= Work required =
Rewrite every one of the records below as a numbered list, leaving out any blank lines.

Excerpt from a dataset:
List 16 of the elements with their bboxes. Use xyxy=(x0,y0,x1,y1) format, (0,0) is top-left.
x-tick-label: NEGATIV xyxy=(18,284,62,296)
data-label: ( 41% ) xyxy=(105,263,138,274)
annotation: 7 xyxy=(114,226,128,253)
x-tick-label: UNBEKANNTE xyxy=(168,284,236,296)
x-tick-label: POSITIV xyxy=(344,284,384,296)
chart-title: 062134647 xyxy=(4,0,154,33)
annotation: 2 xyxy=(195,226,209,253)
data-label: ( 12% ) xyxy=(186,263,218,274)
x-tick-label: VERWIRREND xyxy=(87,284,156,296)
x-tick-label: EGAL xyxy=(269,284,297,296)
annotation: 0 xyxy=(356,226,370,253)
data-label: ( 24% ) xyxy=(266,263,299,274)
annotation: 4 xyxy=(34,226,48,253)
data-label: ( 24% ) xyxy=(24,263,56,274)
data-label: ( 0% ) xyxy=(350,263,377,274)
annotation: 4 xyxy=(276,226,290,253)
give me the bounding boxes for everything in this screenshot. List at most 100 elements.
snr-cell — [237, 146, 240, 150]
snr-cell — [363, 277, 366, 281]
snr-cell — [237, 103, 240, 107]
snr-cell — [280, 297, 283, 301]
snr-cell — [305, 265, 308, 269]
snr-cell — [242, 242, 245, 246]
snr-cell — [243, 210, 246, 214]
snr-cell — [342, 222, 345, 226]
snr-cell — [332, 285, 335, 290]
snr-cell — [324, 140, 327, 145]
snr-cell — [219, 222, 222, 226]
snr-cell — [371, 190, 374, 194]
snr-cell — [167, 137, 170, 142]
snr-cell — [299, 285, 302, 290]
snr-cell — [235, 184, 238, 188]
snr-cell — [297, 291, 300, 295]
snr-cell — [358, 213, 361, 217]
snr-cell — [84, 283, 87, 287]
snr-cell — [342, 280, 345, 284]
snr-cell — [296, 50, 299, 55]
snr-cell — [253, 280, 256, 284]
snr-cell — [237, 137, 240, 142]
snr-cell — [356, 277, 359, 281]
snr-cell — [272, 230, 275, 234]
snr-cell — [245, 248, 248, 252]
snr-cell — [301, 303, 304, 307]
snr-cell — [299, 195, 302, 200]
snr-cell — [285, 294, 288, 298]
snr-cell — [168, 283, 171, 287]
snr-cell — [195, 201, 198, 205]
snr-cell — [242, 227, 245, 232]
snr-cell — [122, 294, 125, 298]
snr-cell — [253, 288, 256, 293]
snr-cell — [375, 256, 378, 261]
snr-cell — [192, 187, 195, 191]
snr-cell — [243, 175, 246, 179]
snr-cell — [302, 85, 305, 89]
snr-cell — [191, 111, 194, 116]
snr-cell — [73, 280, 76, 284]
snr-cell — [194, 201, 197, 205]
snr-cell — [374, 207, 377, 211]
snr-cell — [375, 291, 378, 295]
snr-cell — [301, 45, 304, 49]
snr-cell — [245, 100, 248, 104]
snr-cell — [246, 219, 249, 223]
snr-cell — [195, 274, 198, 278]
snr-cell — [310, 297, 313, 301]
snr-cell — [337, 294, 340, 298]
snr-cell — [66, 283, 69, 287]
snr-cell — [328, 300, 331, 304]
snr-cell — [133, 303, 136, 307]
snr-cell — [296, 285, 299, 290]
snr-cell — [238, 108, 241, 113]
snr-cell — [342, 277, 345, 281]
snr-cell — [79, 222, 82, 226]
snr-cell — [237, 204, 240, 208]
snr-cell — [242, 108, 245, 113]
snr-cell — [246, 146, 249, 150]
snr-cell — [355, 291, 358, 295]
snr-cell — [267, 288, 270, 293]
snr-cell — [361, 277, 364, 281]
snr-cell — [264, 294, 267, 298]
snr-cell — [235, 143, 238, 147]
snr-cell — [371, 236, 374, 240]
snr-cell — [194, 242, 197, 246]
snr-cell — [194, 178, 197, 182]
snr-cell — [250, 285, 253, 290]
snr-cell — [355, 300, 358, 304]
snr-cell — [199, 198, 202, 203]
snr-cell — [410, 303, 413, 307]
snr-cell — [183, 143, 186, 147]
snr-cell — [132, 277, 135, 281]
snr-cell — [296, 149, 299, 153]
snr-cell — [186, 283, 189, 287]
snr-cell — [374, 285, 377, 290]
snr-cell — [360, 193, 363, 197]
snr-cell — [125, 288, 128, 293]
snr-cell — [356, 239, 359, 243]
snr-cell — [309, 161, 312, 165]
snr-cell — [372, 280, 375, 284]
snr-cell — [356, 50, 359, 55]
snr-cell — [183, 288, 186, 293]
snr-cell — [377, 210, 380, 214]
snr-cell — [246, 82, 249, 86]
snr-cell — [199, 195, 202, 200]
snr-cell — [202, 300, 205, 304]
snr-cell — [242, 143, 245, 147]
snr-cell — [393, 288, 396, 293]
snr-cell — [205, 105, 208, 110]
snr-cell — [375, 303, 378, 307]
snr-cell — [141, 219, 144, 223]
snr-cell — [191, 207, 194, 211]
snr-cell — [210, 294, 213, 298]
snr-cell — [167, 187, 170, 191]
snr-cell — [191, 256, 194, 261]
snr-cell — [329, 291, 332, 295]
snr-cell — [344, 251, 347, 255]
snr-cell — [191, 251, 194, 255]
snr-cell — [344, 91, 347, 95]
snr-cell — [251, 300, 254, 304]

= Final result =
1. List 16 of the elements with their bboxes. Use xyxy=(x0,y0,x1,y1) format, (0,0) is top-left.
2. x-tick-label: NEGATIV xyxy=(18,284,62,296)
3. data-label: ( 41% ) xyxy=(105,263,138,274)
4. annotation: 7 xyxy=(114,226,128,253)
5. x-tick-label: UNBEKANNTE xyxy=(168,284,236,296)
6. x-tick-label: POSITIV xyxy=(344,284,384,296)
7. chart-title: 062134647 xyxy=(4,0,154,33)
8. annotation: 2 xyxy=(195,226,209,253)
9. data-label: ( 12% ) xyxy=(186,263,218,274)
10. x-tick-label: VERWIRREND xyxy=(87,284,156,296)
11. x-tick-label: EGAL xyxy=(269,284,297,296)
12. annotation: 0 xyxy=(356,226,370,253)
13. data-label: ( 24% ) xyxy=(266,263,299,274)
14. annotation: 4 xyxy=(34,226,48,253)
15. data-label: ( 24% ) xyxy=(24,263,56,274)
16. data-label: ( 0% ) xyxy=(350,263,377,274)
17. annotation: 4 xyxy=(276,226,290,253)
18. give me the bounding boxes for everything in this screenshot. List at most 100 elements.
19. snr-cell — [237, 146, 240, 150]
20. snr-cell — [363, 277, 366, 281]
21. snr-cell — [237, 103, 240, 107]
22. snr-cell — [280, 297, 283, 301]
23. snr-cell — [305, 265, 308, 269]
24. snr-cell — [242, 242, 245, 246]
25. snr-cell — [243, 210, 246, 214]
26. snr-cell — [342, 222, 345, 226]
27. snr-cell — [332, 285, 335, 290]
28. snr-cell — [324, 140, 327, 145]
29. snr-cell — [219, 222, 222, 226]
30. snr-cell — [371, 190, 374, 194]
31. snr-cell — [167, 137, 170, 142]
32. snr-cell — [299, 285, 302, 290]
33. snr-cell — [235, 184, 238, 188]
34. snr-cell — [297, 291, 300, 295]
35. snr-cell — [358, 213, 361, 217]
36. snr-cell — [84, 283, 87, 287]
37. snr-cell — [342, 280, 345, 284]
38. snr-cell — [296, 50, 299, 55]
39. snr-cell — [253, 280, 256, 284]
40. snr-cell — [237, 137, 240, 142]
41. snr-cell — [356, 277, 359, 281]
42. snr-cell — [272, 230, 275, 234]
43. snr-cell — [245, 248, 248, 252]
44. snr-cell — [301, 303, 304, 307]
45. snr-cell — [299, 195, 302, 200]
46. snr-cell — [285, 294, 288, 298]
47. snr-cell — [168, 283, 171, 287]
48. snr-cell — [195, 201, 198, 205]
49. snr-cell — [242, 227, 245, 232]
50. snr-cell — [122, 294, 125, 298]
51. snr-cell — [253, 288, 256, 293]
52. snr-cell — [375, 256, 378, 261]
53. snr-cell — [192, 187, 195, 191]
54. snr-cell — [243, 175, 246, 179]
55. snr-cell — [302, 85, 305, 89]
56. snr-cell — [191, 111, 194, 116]
57. snr-cell — [73, 280, 76, 284]
58. snr-cell — [194, 201, 197, 205]
59. snr-cell — [374, 207, 377, 211]
60. snr-cell — [375, 291, 378, 295]
61. snr-cell — [301, 45, 304, 49]
62. snr-cell — [245, 100, 248, 104]
63. snr-cell — [246, 219, 249, 223]
64. snr-cell — [195, 274, 198, 278]
65. snr-cell — [310, 297, 313, 301]
66. snr-cell — [337, 294, 340, 298]
67. snr-cell — [66, 283, 69, 287]
68. snr-cell — [328, 300, 331, 304]
69. snr-cell — [133, 303, 136, 307]
70. snr-cell — [296, 285, 299, 290]
71. snr-cell — [238, 108, 241, 113]
72. snr-cell — [342, 277, 345, 281]
73. snr-cell — [79, 222, 82, 226]
74. snr-cell — [237, 204, 240, 208]
75. snr-cell — [242, 108, 245, 113]
76. snr-cell — [246, 146, 249, 150]
77. snr-cell — [355, 291, 358, 295]
78. snr-cell — [267, 288, 270, 293]
79. snr-cell — [361, 277, 364, 281]
80. snr-cell — [264, 294, 267, 298]
81. snr-cell — [235, 143, 238, 147]
82. snr-cell — [371, 236, 374, 240]
83. snr-cell — [194, 242, 197, 246]
84. snr-cell — [194, 178, 197, 182]
85. snr-cell — [250, 285, 253, 290]
86. snr-cell — [355, 300, 358, 304]
87. snr-cell — [199, 198, 202, 203]
88. snr-cell — [410, 303, 413, 307]
89. snr-cell — [183, 143, 186, 147]
90. snr-cell — [132, 277, 135, 281]
91. snr-cell — [296, 149, 299, 153]
92. snr-cell — [186, 283, 189, 287]
93. snr-cell — [374, 285, 377, 290]
94. snr-cell — [360, 193, 363, 197]
95. snr-cell — [125, 288, 128, 293]
96. snr-cell — [356, 239, 359, 243]
97. snr-cell — [309, 161, 312, 165]
98. snr-cell — [372, 280, 375, 284]
99. snr-cell — [356, 50, 359, 55]
100. snr-cell — [183, 288, 186, 293]
101. snr-cell — [377, 210, 380, 214]
102. snr-cell — [246, 82, 249, 86]
103. snr-cell — [199, 195, 202, 200]
104. snr-cell — [202, 300, 205, 304]
105. snr-cell — [242, 143, 245, 147]
106. snr-cell — [393, 288, 396, 293]
107. snr-cell — [205, 105, 208, 110]
108. snr-cell — [375, 303, 378, 307]
109. snr-cell — [141, 219, 144, 223]
110. snr-cell — [191, 207, 194, 211]
111. snr-cell — [210, 294, 213, 298]
112. snr-cell — [167, 187, 170, 191]
113. snr-cell — [191, 256, 194, 261]
114. snr-cell — [329, 291, 332, 295]
115. snr-cell — [344, 251, 347, 255]
116. snr-cell — [191, 251, 194, 255]
117. snr-cell — [344, 91, 347, 95]
118. snr-cell — [251, 300, 254, 304]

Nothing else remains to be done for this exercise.